---- Dataset rows
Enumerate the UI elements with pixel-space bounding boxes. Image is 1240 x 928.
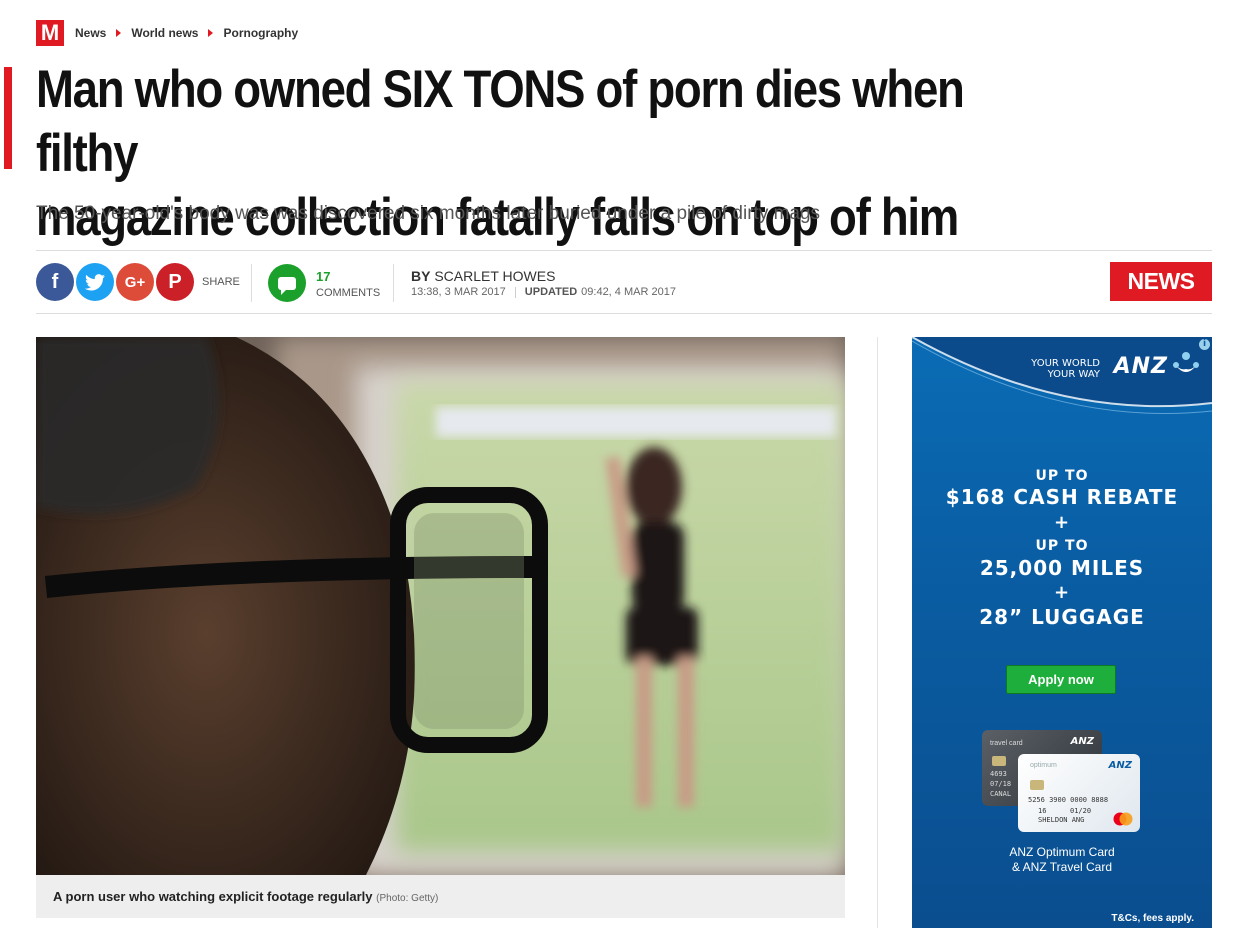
--------
---- Dataset rows
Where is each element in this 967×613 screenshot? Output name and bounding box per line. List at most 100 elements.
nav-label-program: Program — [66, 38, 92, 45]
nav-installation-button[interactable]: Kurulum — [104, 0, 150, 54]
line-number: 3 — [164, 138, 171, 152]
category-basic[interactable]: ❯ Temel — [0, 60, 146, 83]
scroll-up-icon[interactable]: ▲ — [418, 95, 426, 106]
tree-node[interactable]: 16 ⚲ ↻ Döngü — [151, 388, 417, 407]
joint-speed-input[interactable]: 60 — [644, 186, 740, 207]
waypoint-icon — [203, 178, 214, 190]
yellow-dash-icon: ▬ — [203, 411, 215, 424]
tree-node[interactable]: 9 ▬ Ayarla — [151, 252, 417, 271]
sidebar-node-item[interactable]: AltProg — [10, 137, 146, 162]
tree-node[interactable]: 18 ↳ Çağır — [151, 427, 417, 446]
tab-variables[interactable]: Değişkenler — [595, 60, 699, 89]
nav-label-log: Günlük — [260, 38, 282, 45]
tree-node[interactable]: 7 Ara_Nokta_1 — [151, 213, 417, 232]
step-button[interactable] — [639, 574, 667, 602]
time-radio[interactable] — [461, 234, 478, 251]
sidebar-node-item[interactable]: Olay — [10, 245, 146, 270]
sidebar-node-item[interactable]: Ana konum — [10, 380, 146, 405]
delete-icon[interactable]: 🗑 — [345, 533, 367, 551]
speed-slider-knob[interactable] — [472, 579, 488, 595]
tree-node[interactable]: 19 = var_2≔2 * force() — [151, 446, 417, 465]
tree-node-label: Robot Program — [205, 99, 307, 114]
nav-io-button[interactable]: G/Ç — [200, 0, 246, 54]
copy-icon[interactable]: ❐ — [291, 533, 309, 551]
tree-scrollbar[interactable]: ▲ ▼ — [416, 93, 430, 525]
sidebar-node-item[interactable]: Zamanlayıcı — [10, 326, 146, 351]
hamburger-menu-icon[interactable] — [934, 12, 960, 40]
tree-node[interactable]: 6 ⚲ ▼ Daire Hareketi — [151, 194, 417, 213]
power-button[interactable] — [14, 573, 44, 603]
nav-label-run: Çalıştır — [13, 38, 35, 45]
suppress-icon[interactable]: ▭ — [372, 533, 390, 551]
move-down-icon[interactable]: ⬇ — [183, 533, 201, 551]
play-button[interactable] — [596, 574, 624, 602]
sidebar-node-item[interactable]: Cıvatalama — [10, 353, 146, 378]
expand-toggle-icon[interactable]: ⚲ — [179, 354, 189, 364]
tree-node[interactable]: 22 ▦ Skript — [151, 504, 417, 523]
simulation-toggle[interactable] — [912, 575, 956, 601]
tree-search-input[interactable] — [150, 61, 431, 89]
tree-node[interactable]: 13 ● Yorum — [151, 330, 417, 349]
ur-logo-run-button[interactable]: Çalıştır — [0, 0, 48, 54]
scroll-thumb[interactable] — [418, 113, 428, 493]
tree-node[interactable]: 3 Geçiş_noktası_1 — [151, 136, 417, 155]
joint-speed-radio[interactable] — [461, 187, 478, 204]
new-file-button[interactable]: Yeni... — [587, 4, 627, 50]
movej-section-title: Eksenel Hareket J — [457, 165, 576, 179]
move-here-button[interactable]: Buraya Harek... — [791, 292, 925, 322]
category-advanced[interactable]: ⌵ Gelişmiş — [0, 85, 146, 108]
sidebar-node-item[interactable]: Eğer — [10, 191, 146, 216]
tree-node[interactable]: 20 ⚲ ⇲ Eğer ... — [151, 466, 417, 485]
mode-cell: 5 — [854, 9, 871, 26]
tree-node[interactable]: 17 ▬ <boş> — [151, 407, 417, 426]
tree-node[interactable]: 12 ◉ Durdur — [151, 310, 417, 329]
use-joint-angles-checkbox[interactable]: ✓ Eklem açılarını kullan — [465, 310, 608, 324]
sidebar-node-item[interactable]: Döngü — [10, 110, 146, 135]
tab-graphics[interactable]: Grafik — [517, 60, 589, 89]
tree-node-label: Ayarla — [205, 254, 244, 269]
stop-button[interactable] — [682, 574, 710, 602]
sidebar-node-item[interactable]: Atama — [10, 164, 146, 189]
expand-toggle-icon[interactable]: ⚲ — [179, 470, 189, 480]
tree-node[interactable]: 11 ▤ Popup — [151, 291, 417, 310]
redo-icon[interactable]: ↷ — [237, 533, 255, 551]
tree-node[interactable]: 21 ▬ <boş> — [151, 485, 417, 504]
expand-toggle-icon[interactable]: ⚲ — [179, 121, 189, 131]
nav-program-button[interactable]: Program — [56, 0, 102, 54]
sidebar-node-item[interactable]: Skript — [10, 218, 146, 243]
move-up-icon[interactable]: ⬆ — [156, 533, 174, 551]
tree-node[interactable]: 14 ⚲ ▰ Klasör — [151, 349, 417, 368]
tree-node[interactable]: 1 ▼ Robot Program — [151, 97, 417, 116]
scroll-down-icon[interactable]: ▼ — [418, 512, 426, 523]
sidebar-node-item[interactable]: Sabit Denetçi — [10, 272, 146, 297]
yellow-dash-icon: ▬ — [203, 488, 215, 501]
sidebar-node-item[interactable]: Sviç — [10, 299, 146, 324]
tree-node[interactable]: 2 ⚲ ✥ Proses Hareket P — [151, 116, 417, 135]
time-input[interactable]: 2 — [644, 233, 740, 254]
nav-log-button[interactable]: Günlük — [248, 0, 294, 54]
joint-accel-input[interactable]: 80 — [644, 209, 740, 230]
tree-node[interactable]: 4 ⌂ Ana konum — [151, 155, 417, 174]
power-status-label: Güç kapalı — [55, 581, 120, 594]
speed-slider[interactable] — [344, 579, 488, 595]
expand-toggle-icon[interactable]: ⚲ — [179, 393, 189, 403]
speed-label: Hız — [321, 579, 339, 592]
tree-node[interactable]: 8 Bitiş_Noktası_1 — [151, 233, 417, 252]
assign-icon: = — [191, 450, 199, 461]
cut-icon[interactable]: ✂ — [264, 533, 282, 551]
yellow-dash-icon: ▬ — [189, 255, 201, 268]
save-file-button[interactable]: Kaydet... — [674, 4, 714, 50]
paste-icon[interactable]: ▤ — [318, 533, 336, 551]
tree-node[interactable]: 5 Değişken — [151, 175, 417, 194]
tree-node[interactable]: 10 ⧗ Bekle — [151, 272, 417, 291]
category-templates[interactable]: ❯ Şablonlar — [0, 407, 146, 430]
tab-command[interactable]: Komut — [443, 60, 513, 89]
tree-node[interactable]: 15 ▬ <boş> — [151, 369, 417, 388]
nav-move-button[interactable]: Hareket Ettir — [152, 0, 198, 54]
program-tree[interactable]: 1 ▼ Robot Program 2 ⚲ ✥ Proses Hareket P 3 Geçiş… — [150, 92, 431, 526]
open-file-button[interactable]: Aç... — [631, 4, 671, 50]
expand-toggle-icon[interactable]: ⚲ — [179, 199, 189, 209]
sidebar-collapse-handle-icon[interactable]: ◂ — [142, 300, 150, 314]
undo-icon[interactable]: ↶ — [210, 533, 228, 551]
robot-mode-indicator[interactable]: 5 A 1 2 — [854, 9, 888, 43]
--------
* [Written request]:
Pull out each line of the listing above that contains the string "category", and copy those lines without changes.

* [Solved exercise]:
category-basic[interactable]: ❯ Temel — [0, 60, 146, 83]
category-advanced[interactable]: ⌵ Gelişmiş — [0, 85, 146, 108]
category-templates[interactable]: ❯ Şablonlar — [0, 407, 146, 430]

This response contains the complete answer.